Stored data:
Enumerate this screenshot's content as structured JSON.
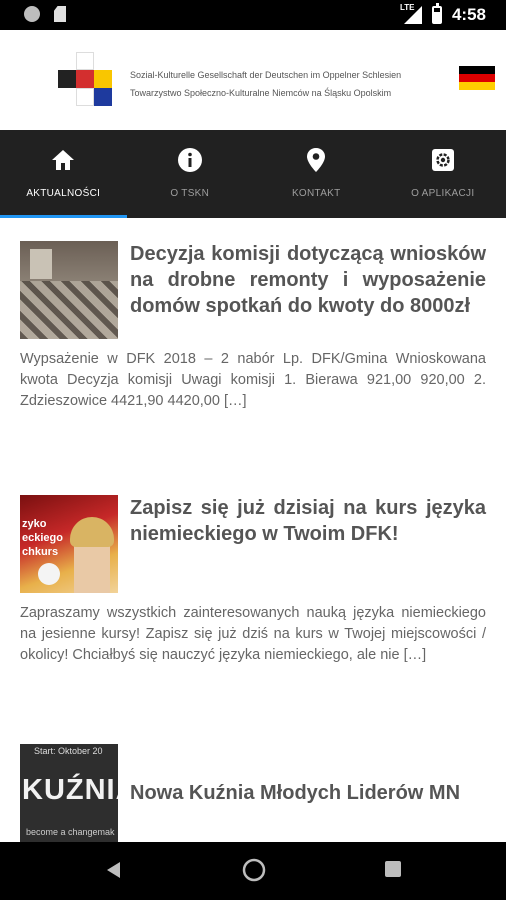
{
  "status_bar": {
    "time": "4:58",
    "network": "LTE",
    "icons": [
      "notification-circle-icon",
      "sd-card-icon",
      "signal-icon",
      "battery-icon"
    ]
  },
  "header": {
    "org_name_de": "Sozial-Kulturelle Gesellschaft der Deutschen im Oppelner Schlesien",
    "org_name_pl": "Towarzystwo Społeczno-Kulturalne Niemców na Śląsku Opolskim",
    "flag": "germany-flag"
  },
  "tabs": [
    {
      "label": "AKTUALNOŚCI",
      "icon": "home-icon",
      "active": true
    },
    {
      "label": "O TSKN",
      "icon": "info-icon",
      "active": false
    },
    {
      "label": "KONTAKT",
      "icon": "location-pin-icon",
      "active": false
    },
    {
      "label": "O APLIKACJI",
      "icon": "settings-icon",
      "active": false
    }
  ],
  "articles": [
    {
      "title": "Decyzja komisji dotyczącą wniosków na drobne remonty i wyposażenie domów spotkań do kwoty do 8000zł",
      "excerpt": "Wypsażenie w DFK 2018 – 2 nabór  Lp. DFK/Gmina Wnioskowana kwota Decyzja komisji Uwagi komisji  1. Bierawa 921,00 920,00     2. Zdzieszowice 4421,90 4420,00 […]"
    },
    {
      "title": "Zapisz się już dzisiaj na kurs języka niemieckiego w Twoim DFK!",
      "excerpt": "Zapraszamy wszystkich zainteresowanych nauką języka niemieckiego na jesienne kursy! Zapisz się już dziś na kurs w Twojej miejscowości / okolicy! Chciałbyś się nauczyć języka niemieckiego, ale nie […]",
      "thumb_text_1": "zyko",
      "thumb_text_2": "eckiego",
      "thumb_text_3": "chkurs"
    },
    {
      "title": "Nowa Kuźnia Młodych Liderów MN",
      "excerpt": "",
      "thumb_top": "Start: Oktober 20",
      "thumb_main": "KUŹNIA",
      "thumb_bottom": "become a changemak"
    }
  ],
  "colors": {
    "tab_bar_bg": "#212121",
    "active_indicator": "#2196f3",
    "title_text": "#555555"
  }
}
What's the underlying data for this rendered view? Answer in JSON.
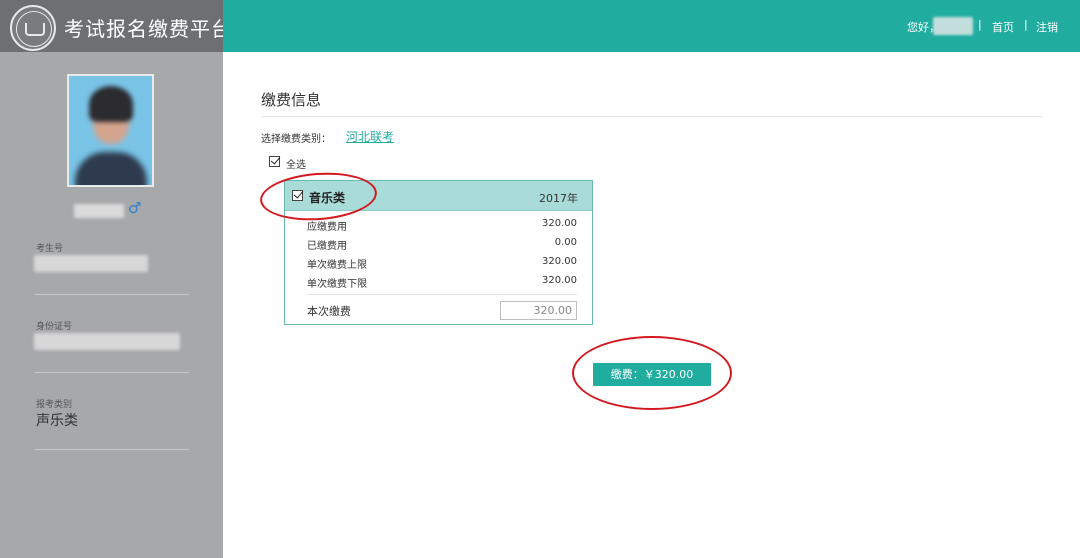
{
  "header": {
    "app_title": "考试报名缴费平台",
    "greeting": "您好，",
    "sep1": "|",
    "home_link": "首页",
    "sep2": "|",
    "logout_link": "注销"
  },
  "sidebar": {
    "gender_symbol": "♂",
    "fields": [
      {
        "label": "考生号",
        "value": ""
      },
      {
        "label": "身份证号",
        "value": ""
      },
      {
        "label": "报考类别",
        "value": "声乐类"
      }
    ]
  },
  "main": {
    "title": "缴费信息",
    "category_label": "选择缴费类别：",
    "category_value": "河北联考",
    "select_all_label": "全选",
    "card": {
      "title": "音乐类",
      "year": "2017年",
      "rows": [
        {
          "label": "应缴费用",
          "value": "320.00"
        },
        {
          "label": "已缴费用",
          "value": "0.00"
        },
        {
          "label": "单次缴费上限",
          "value": "320.00"
        },
        {
          "label": "单次缴费下限",
          "value": "320.00"
        }
      ],
      "this_payment_label": "本次缴费",
      "this_payment_value": "320.00"
    },
    "pay_button": "缴费：￥320.00"
  },
  "colors": {
    "accent": "#20ada0",
    "sidebar_bg": "#a7a8aa",
    "annotation": "#d3191f"
  }
}
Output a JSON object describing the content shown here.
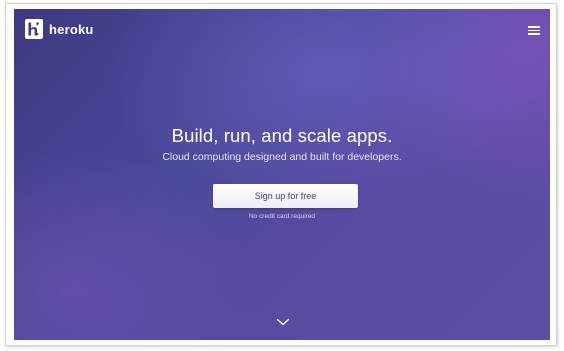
{
  "brand": {
    "name": "heroku",
    "logo_icon": "heroku-logo-icon"
  },
  "nav": {
    "menu_icon": "hamburger-menu-icon"
  },
  "hero": {
    "headline": "Build, run, and scale apps.",
    "subheadline": "Cloud computing designed and built for developers.",
    "cta_label": "Sign up for free",
    "cta_note": "No credit card required",
    "scroll_icon": "chevron-down-icon"
  },
  "colors": {
    "hero_background": "#4a4a9c",
    "hero_accent": "#5e4ea6",
    "cta_text": "#3f3a78",
    "text": "#ffffff"
  }
}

### DIRECTION
Above are the records; copy every line in them that holds the word "Decyzja".

### COMPLETE ANSWER
      "title": "Decyzja komisji dotyczącą wniosków na drobne remonty i wyposażenie domów spotkań do kwoty do 8000zł",
      "excerpt": "Wypsażenie w DFK 2018 – 2 nabór  Lp. DFK/Gmina Wnioskowana kwota Decyzja komisji Uwagi komisji  1. Bierawa 921,00 920,00     2. Zdzieszowice 4421,90 4420,00 […]"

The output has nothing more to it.